[Recorded data]
•••
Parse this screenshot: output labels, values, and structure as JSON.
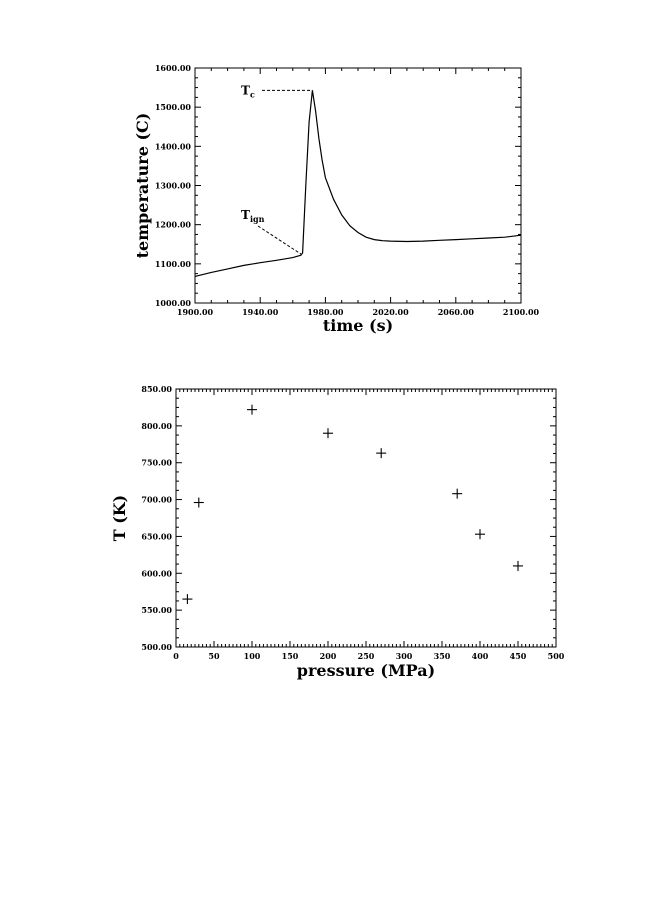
{
  "chart_data": [
    {
      "type": "line",
      "title": "",
      "xlabel": "time  (s)",
      "ylabel": "temperature  (C)",
      "xlim": [
        1900,
        2100
      ],
      "ylim": [
        1000,
        1600
      ],
      "xticks": [
        "1900.00",
        "1940.00",
        "1980.00",
        "2020.00",
        "2060.00",
        "2100.00"
      ],
      "yticks": [
        "1000.00",
        "1100.00",
        "1200.00",
        "1300.00",
        "1400.00",
        "1500.00",
        "1600.00"
      ],
      "grid": false,
      "annotations": [
        {
          "main": "T",
          "sub": "c",
          "x": 1972,
          "y": 1543
        },
        {
          "main": "T",
          "sub": "ign",
          "x": 1965,
          "y": 1125
        }
      ],
      "series": [
        {
          "x": [
            1900,
            1910,
            1920,
            1930,
            1940,
            1950,
            1960,
            1965,
            1966,
            1968,
            1970,
            1972,
            1974,
            1976,
            1978,
            1980,
            1985,
            1990,
            1995,
            2000,
            2005,
            2010,
            2015,
            2020,
            2030,
            2040,
            2050,
            2060,
            2070,
            2080,
            2090,
            2100
          ],
          "y": [
            1068,
            1078,
            1087,
            1096,
            1103,
            1109,
            1116,
            1122,
            1128,
            1300,
            1462,
            1543,
            1490,
            1420,
            1365,
            1320,
            1265,
            1225,
            1197,
            1180,
            1168,
            1162,
            1159,
            1158,
            1157,
            1158,
            1160,
            1162,
            1164,
            1166,
            1168,
            1173
          ]
        }
      ]
    },
    {
      "type": "scatter",
      "title": "",
      "xlabel": "pressure  (MPa)",
      "ylabel": "T  (K)",
      "xlim": [
        0,
        500
      ],
      "ylim": [
        500,
        850
      ],
      "xticks": [
        "0",
        "50",
        "100",
        "150",
        "200",
        "250",
        "300",
        "350",
        "400",
        "450",
        "500"
      ],
      "yticks": [
        "500.00",
        "550.00",
        "600.00",
        "650.00",
        "700.00",
        "750.00",
        "800.00",
        "850.00"
      ],
      "grid": false,
      "marker": "plus",
      "series": [
        {
          "x": [
            15,
            30,
            100,
            200,
            270,
            370,
            400,
            450
          ],
          "y": [
            565,
            696,
            822,
            790,
            763,
            708,
            653,
            610
          ]
        }
      ]
    }
  ]
}
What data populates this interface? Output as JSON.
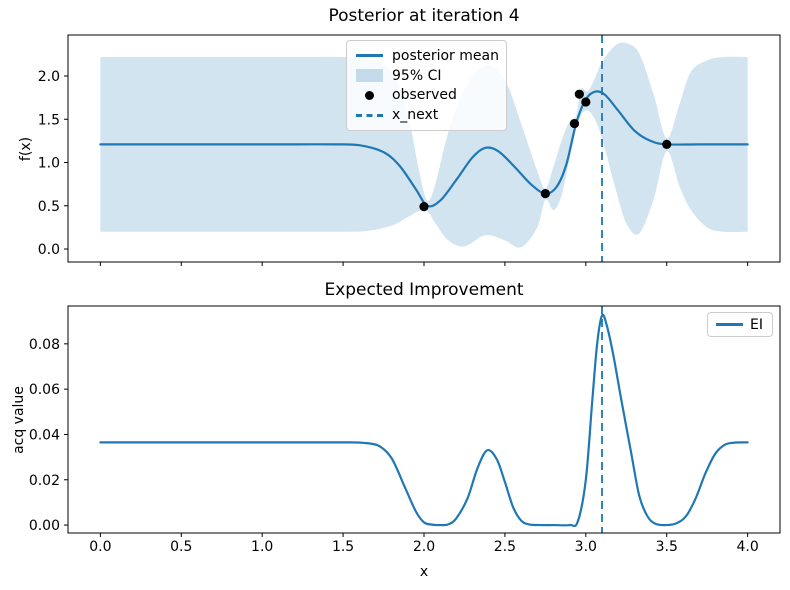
{
  "figure": {
    "background": "#ffffff",
    "accent_color": "#1f77b4",
    "band_color_flat": "#d2e4f0",
    "observed_color": "#000000"
  },
  "chart_data": [
    {
      "type": "line",
      "title": "Posterior at iteration 4",
      "xlabel": "",
      "ylabel": "f(x)",
      "xlim": [
        -0.2,
        4.2
      ],
      "ylim": [
        -0.15,
        2.474
      ],
      "xticks": [
        0.0,
        0.5,
        1.0,
        1.5,
        2.0,
        2.5,
        3.0,
        3.5,
        4.0
      ],
      "xtick_labels": [],
      "yticks": [
        0.0,
        0.5,
        1.0,
        1.5,
        2.0
      ],
      "ytick_labels": [
        "0.0",
        "0.5",
        "1.0",
        "1.5",
        "2.0"
      ],
      "grid": false,
      "x_next": 3.1,
      "legend": {
        "position": "upper-center",
        "items": [
          {
            "glyph": "line",
            "label": "posterior mean"
          },
          {
            "glyph": "patch",
            "label": "95% CI"
          },
          {
            "glyph": "dot",
            "label": "observed"
          },
          {
            "glyph": "dashed",
            "label": "x_next"
          }
        ]
      },
      "series": [
        {
          "name": "ci-band",
          "kind": "band",
          "color": "#1f77b4",
          "opacity": 0.2,
          "upper": [
            [
              0,
              2.22
            ],
            [
              0.4,
              2.22
            ],
            [
              0.8,
              2.22
            ],
            [
              1.2,
              2.22
            ],
            [
              1.5,
              2.22
            ],
            [
              1.65,
              2.2
            ],
            [
              1.8,
              2.05
            ],
            [
              1.9,
              1.55
            ],
            [
              1.97,
              0.9
            ],
            [
              2.02,
              0.56
            ],
            [
              2.07,
              0.75
            ],
            [
              2.15,
              1.35
            ],
            [
              2.25,
              1.85
            ],
            [
              2.38,
              2.12
            ],
            [
              2.5,
              1.95
            ],
            [
              2.6,
              1.45
            ],
            [
              2.7,
              0.9
            ],
            [
              2.75,
              0.7
            ],
            [
              2.8,
              0.95
            ],
            [
              2.85,
              1.25
            ],
            [
              2.9,
              1.48
            ],
            [
              2.94,
              1.54
            ],
            [
              2.97,
              1.85
            ],
            [
              3.01,
              1.82
            ],
            [
              3.05,
              1.95
            ],
            [
              3.1,
              2.16
            ],
            [
              3.18,
              2.35
            ],
            [
              3.25,
              2.38
            ],
            [
              3.33,
              2.26
            ],
            [
              3.42,
              1.78
            ],
            [
              3.5,
              1.28
            ],
            [
              3.58,
              1.68
            ],
            [
              3.65,
              2.05
            ],
            [
              3.75,
              2.18
            ],
            [
              3.85,
              2.22
            ],
            [
              4.0,
              2.22
            ]
          ],
          "lower": [
            [
              0,
              0.2
            ],
            [
              0.4,
              0.2
            ],
            [
              0.8,
              0.2
            ],
            [
              1.2,
              0.2
            ],
            [
              1.5,
              0.2
            ],
            [
              1.65,
              0.21
            ],
            [
              1.8,
              0.27
            ],
            [
              1.9,
              0.37
            ],
            [
              1.97,
              0.44
            ],
            [
              2.02,
              0.44
            ],
            [
              2.07,
              0.3
            ],
            [
              2.15,
              0.1
            ],
            [
              2.25,
              0.03
            ],
            [
              2.38,
              0.16
            ],
            [
              2.5,
              0.1
            ],
            [
              2.6,
              0.02
            ],
            [
              2.7,
              0.25
            ],
            [
              2.75,
              0.57
            ],
            [
              2.8,
              0.45
            ],
            [
              2.85,
              0.62
            ],
            [
              2.9,
              1.05
            ],
            [
              2.94,
              1.38
            ],
            [
              2.97,
              1.55
            ],
            [
              3.01,
              1.6
            ],
            [
              3.05,
              1.52
            ],
            [
              3.1,
              1.28
            ],
            [
              3.18,
              0.72
            ],
            [
              3.25,
              0.3
            ],
            [
              3.33,
              0.18
            ],
            [
              3.42,
              0.58
            ],
            [
              3.5,
              1.13
            ],
            [
              3.58,
              0.72
            ],
            [
              3.65,
              0.45
            ],
            [
              3.75,
              0.25
            ],
            [
              3.85,
              0.2
            ],
            [
              4.0,
              0.2
            ]
          ]
        },
        {
          "name": "posterior-mean",
          "kind": "line",
          "color": "#1f77b4",
          "width": 2.2,
          "points": [
            [
              0,
              1.21
            ],
            [
              0.3,
              1.21
            ],
            [
              0.6,
              1.21
            ],
            [
              0.9,
              1.21
            ],
            [
              1.2,
              1.21
            ],
            [
              1.45,
              1.21
            ],
            [
              1.6,
              1.2
            ],
            [
              1.75,
              1.12
            ],
            [
              1.85,
              0.96
            ],
            [
              1.95,
              0.69
            ],
            [
              2.02,
              0.5
            ],
            [
              2.1,
              0.56
            ],
            [
              2.2,
              0.8
            ],
            [
              2.3,
              1.06
            ],
            [
              2.38,
              1.17
            ],
            [
              2.46,
              1.13
            ],
            [
              2.56,
              0.95
            ],
            [
              2.66,
              0.75
            ],
            [
              2.75,
              0.64
            ],
            [
              2.82,
              0.72
            ],
            [
              2.88,
              0.98
            ],
            [
              2.94,
              1.45
            ],
            [
              3.0,
              1.73
            ],
            [
              3.06,
              1.82
            ],
            [
              3.12,
              1.78
            ],
            [
              3.2,
              1.6
            ],
            [
              3.3,
              1.37
            ],
            [
              3.4,
              1.25
            ],
            [
              3.5,
              1.21
            ],
            [
              3.7,
              1.21
            ],
            [
              4.0,
              1.21
            ]
          ]
        },
        {
          "name": "observed",
          "kind": "scatter",
          "color": "#000000",
          "r": 4.6,
          "points": [
            [
              2.0,
              0.49
            ],
            [
              2.75,
              0.64
            ],
            [
              2.93,
              1.45
            ],
            [
              2.96,
              1.79
            ],
            [
              3.0,
              1.7
            ],
            [
              3.5,
              1.21
            ]
          ]
        },
        {
          "name": "x-next",
          "kind": "vline",
          "x": 3.1,
          "color": "#1f77b4",
          "dash": true,
          "width": 1.8
        }
      ]
    },
    {
      "type": "line",
      "title": "Expected Improvement",
      "xlabel": "x",
      "ylabel": "acq value",
      "xlim": [
        -0.2,
        4.2
      ],
      "ylim": [
        -0.0035,
        0.0967
      ],
      "xticks": [
        0.0,
        0.5,
        1.0,
        1.5,
        2.0,
        2.5,
        3.0,
        3.5,
        4.0
      ],
      "xtick_labels": [
        "0.0",
        "0.5",
        "1.0",
        "1.5",
        "2.0",
        "2.5",
        "3.0",
        "3.5",
        "4.0"
      ],
      "yticks": [
        0.0,
        0.02,
        0.04,
        0.06,
        0.08
      ],
      "ytick_labels": [
        "0.00",
        "0.02",
        "0.04",
        "0.06",
        "0.08"
      ],
      "grid": false,
      "x_next": 3.1,
      "legend": {
        "position": "upper-right",
        "items": [
          {
            "glyph": "line",
            "label": "EI"
          }
        ]
      },
      "series": [
        {
          "name": "ei-curve",
          "kind": "line",
          "color": "#1f77b4",
          "width": 2.2,
          "points": [
            [
              0,
              0.0365
            ],
            [
              0.4,
              0.0365
            ],
            [
              0.8,
              0.0365
            ],
            [
              1.2,
              0.0365
            ],
            [
              1.5,
              0.0365
            ],
            [
              1.62,
              0.0363
            ],
            [
              1.72,
              0.035
            ],
            [
              1.8,
              0.0295
            ],
            [
              1.88,
              0.017
            ],
            [
              1.95,
              0.006
            ],
            [
              2.0,
              0.0012
            ],
            [
              2.05,
              0.0002
            ],
            [
              2.1,
              0
            ],
            [
              2.15,
              0.0003
            ],
            [
              2.2,
              0.003
            ],
            [
              2.27,
              0.012
            ],
            [
              2.33,
              0.025
            ],
            [
              2.39,
              0.033
            ],
            [
              2.45,
              0.029
            ],
            [
              2.5,
              0.019
            ],
            [
              2.55,
              0.008
            ],
            [
              2.6,
              0.002
            ],
            [
              2.65,
              0.0003
            ],
            [
              2.72,
              0
            ],
            [
              2.8,
              0
            ],
            [
              2.9,
              0
            ],
            [
              2.95,
              0.0015
            ],
            [
              3.0,
              0.02
            ],
            [
              3.04,
              0.055
            ],
            [
              3.07,
              0.08
            ],
            [
              3.1,
              0.0925
            ],
            [
              3.13,
              0.088
            ],
            [
              3.17,
              0.075
            ],
            [
              3.22,
              0.055
            ],
            [
              3.28,
              0.032
            ],
            [
              3.33,
              0.013
            ],
            [
              3.38,
              0.004
            ],
            [
              3.43,
              0.0006
            ],
            [
              3.5,
              0
            ],
            [
              3.56,
              0.0008
            ],
            [
              3.62,
              0.004
            ],
            [
              3.68,
              0.012
            ],
            [
              3.74,
              0.023
            ],
            [
              3.8,
              0.0315
            ],
            [
              3.86,
              0.0355
            ],
            [
              3.92,
              0.0364
            ],
            [
              4.0,
              0.0365
            ]
          ]
        },
        {
          "name": "x-next",
          "kind": "vline",
          "x": 3.1,
          "color": "#1f77b4",
          "dash": true,
          "width": 1.8
        }
      ]
    }
  ]
}
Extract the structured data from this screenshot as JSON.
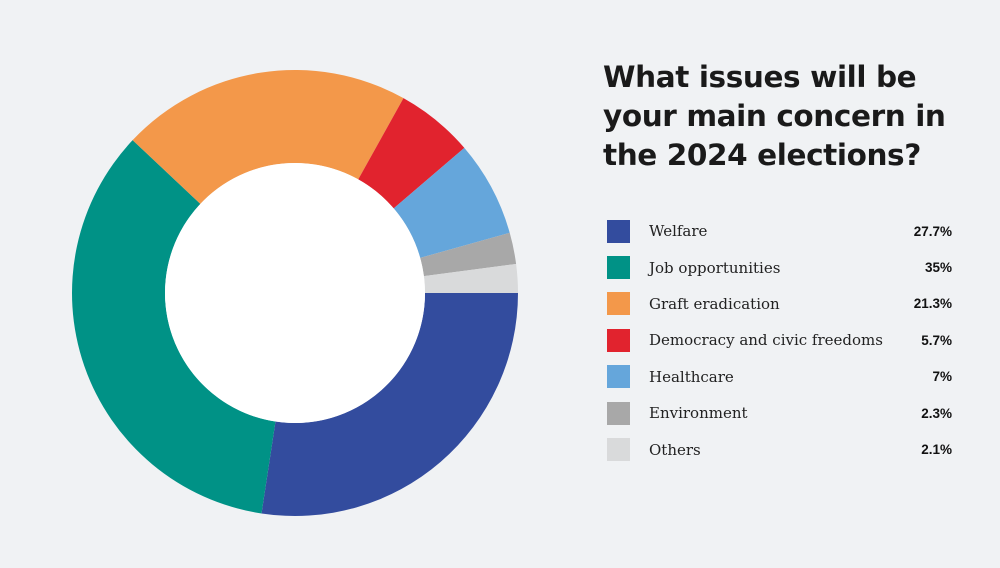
{
  "chart_data": {
    "type": "pie",
    "title": "What issues will be your main concern in the 2024 elections?",
    "categories": [
      "Welfare",
      "Job opportunities",
      "Graft eradication",
      "Democracy and civic freedoms",
      "Healthcare",
      "Environment",
      "Others"
    ],
    "values": [
      27.7,
      35,
      21.3,
      5.7,
      7,
      2.3,
      2.1
    ],
    "value_labels": [
      "27.7%",
      "35%",
      "21.3%",
      "5.7%",
      "7%",
      "2.3%",
      "2.1%"
    ],
    "colors": [
      "#334c9e",
      "#009286",
      "#f3984a",
      "#e1232e",
      "#65a6db",
      "#a8a8a8",
      "#d9dadb"
    ],
    "donut": true,
    "legend_position": "right"
  }
}
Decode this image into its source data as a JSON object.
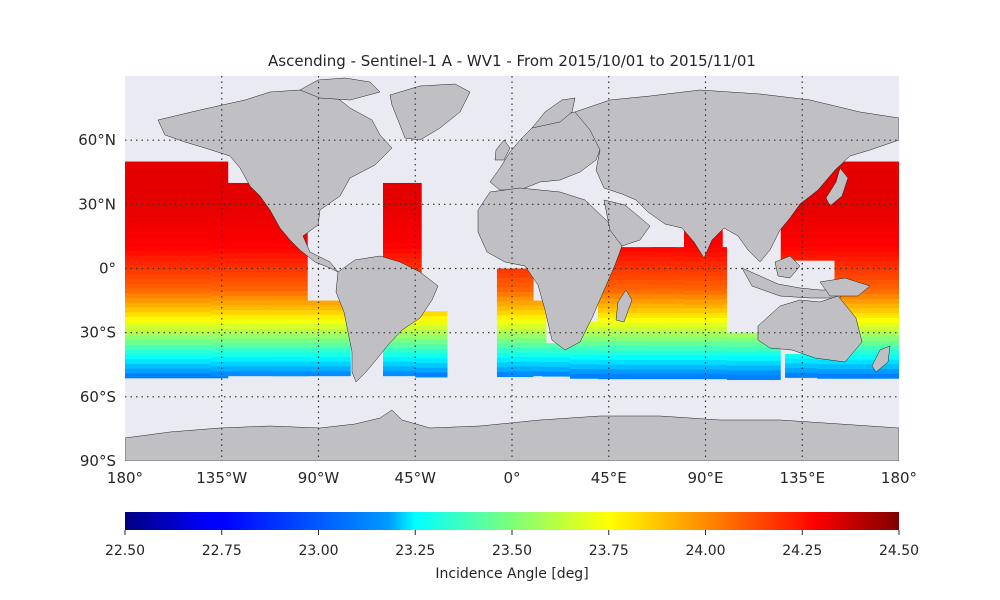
{
  "title": "Ascending - Sentinel-1 A - WV1 - From 2015/10/01 to 2015/11/01",
  "map": {
    "projection": "plate carree",
    "lon_range": [
      -180,
      180
    ],
    "lat_range": [
      -90,
      90
    ],
    "gridlines": "dotted",
    "ocean_color": "#eaeaf2",
    "land_color": "#c0c0c4",
    "lat_ticks": [
      {
        "lat": 60,
        "label": "60°N"
      },
      {
        "lat": 30,
        "label": "30°N"
      },
      {
        "lat": 0,
        "label": "0°"
      },
      {
        "lat": -30,
        "label": "30°S"
      },
      {
        "lat": -60,
        "label": "60°S"
      },
      {
        "lat": -90,
        "label": "90°S"
      }
    ],
    "lon_ticks": [
      {
        "lon": -180,
        "label": "180°"
      },
      {
        "lon": -135,
        "label": "135°W"
      },
      {
        "lon": -90,
        "label": "90°W"
      },
      {
        "lon": -45,
        "label": "45°W"
      },
      {
        "lon": 0,
        "label": "0°"
      },
      {
        "lon": 45,
        "label": "45°E"
      },
      {
        "lon": 90,
        "label": "90°E"
      },
      {
        "lon": 135,
        "label": "135°E"
      },
      {
        "lon": 180,
        "label": "180°"
      }
    ]
  },
  "colorbar": {
    "label": "Incidence Angle [deg]",
    "colormap": "jet",
    "range": [
      22.5,
      24.5
    ],
    "ticks": [
      "22.50",
      "22.75",
      "23.00",
      "23.25",
      "23.50",
      "23.75",
      "24.00",
      "24.25",
      "24.50"
    ]
  },
  "chart_data": {
    "type": "heatmap",
    "title": "Ascending - Sentinel-1 A - WV1 - From 2015/10/01 to 2015/11/01",
    "variable": "Incidence Angle [deg]",
    "value_range": [
      22.5,
      24.5
    ],
    "lat_extent_of_data": [
      -50,
      50
    ],
    "description_of_gradient": "values approx 24.3 at 50N-0, decreasing to ~23.0 near 50S",
    "sample_latitude_profile": [
      {
        "lat": 50,
        "value": 24.3
      },
      {
        "lat": 30,
        "value": 24.3
      },
      {
        "lat": 10,
        "value": 24.25
      },
      {
        "lat": 0,
        "value": 24.15
      },
      {
        "lat": -10,
        "value": 24.05
      },
      {
        "lat": -20,
        "value": 23.85
      },
      {
        "lat": -30,
        "value": 23.6
      },
      {
        "lat": -40,
        "value": 23.3
      },
      {
        "lat": -50,
        "value": 23.0
      }
    ]
  }
}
•••
_The problem_:
Only a number is wanted: how many lines above include "ylabel"?

_Result_:
4